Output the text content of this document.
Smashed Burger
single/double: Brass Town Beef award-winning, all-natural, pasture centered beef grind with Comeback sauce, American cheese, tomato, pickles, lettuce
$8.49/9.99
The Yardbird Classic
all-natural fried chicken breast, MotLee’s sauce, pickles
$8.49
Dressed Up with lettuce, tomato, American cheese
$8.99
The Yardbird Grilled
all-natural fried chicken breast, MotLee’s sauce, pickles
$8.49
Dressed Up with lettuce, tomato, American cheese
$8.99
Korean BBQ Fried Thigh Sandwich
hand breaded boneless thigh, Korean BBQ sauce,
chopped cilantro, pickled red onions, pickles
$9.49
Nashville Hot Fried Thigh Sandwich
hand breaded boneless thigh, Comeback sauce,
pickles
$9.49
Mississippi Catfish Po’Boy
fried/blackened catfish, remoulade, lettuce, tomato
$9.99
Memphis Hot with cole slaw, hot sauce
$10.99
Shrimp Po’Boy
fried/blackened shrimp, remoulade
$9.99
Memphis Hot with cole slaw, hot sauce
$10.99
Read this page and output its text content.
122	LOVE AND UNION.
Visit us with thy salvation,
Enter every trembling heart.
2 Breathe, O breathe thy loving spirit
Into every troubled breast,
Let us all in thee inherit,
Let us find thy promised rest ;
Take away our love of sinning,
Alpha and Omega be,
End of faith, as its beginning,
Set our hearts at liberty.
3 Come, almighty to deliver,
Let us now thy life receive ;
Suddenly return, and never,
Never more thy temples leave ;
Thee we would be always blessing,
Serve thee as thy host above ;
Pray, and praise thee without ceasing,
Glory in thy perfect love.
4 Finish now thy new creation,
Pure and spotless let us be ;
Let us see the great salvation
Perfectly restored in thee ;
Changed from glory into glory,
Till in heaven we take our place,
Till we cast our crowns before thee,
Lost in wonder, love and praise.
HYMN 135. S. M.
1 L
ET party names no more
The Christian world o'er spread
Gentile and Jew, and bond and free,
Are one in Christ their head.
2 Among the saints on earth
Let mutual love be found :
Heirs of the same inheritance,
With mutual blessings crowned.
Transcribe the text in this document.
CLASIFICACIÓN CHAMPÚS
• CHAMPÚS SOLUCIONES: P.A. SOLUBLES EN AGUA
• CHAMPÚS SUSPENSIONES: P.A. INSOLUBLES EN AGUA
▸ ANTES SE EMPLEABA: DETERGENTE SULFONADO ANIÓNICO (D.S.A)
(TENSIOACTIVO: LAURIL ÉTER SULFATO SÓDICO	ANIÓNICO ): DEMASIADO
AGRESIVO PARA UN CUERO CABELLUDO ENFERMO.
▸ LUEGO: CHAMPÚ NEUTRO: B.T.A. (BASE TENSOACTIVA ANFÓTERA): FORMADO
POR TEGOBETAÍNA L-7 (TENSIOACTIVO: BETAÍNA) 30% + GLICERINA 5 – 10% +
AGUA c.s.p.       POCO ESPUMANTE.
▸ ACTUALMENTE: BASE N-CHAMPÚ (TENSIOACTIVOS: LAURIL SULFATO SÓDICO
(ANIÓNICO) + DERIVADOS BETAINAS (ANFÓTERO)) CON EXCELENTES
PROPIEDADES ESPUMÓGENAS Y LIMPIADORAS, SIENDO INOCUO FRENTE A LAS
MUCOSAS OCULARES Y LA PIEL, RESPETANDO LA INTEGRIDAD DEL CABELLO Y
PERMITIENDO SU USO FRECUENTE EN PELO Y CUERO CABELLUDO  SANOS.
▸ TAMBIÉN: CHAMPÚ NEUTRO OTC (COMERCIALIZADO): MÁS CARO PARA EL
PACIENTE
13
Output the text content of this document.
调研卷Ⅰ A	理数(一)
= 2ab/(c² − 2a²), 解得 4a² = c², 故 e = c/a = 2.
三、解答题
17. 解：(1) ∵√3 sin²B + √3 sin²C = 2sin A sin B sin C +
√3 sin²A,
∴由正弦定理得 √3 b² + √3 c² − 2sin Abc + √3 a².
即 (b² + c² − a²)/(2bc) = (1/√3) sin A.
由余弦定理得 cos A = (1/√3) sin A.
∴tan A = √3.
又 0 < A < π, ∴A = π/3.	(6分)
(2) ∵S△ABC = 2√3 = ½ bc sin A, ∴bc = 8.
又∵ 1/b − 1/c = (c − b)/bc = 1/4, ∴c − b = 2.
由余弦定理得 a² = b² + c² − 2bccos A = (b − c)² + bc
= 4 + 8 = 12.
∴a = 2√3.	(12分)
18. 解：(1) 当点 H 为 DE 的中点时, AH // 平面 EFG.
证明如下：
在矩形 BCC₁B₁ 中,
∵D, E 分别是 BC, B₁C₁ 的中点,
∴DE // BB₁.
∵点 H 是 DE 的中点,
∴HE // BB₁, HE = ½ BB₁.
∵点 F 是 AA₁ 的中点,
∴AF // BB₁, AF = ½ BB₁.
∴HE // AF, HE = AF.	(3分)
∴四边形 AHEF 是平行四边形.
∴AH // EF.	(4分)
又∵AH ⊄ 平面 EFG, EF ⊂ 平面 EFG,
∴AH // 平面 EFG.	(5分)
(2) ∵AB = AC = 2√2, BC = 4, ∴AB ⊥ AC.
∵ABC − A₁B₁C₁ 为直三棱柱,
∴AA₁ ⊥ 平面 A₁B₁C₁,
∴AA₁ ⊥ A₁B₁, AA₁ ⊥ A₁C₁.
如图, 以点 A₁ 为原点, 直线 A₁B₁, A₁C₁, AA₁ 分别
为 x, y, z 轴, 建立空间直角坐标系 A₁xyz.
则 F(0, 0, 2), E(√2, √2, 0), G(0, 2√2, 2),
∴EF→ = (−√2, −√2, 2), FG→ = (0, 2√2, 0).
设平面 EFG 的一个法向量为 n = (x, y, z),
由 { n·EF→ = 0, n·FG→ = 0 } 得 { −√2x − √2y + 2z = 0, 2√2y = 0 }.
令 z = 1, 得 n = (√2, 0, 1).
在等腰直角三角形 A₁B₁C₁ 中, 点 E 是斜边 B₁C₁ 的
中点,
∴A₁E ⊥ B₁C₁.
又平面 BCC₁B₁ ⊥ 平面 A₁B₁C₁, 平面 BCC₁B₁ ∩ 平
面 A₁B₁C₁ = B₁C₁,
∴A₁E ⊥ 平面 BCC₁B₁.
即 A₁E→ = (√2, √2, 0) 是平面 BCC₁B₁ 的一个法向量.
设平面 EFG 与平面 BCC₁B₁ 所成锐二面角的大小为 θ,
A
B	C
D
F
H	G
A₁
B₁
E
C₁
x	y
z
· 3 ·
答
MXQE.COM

────────

Identify every line above that includes the word "hand", and show those lines.

The output:
hand breaded boneless thigh, Korean BBQ sauce,
hand breaded boneless thigh, Comeback sauce,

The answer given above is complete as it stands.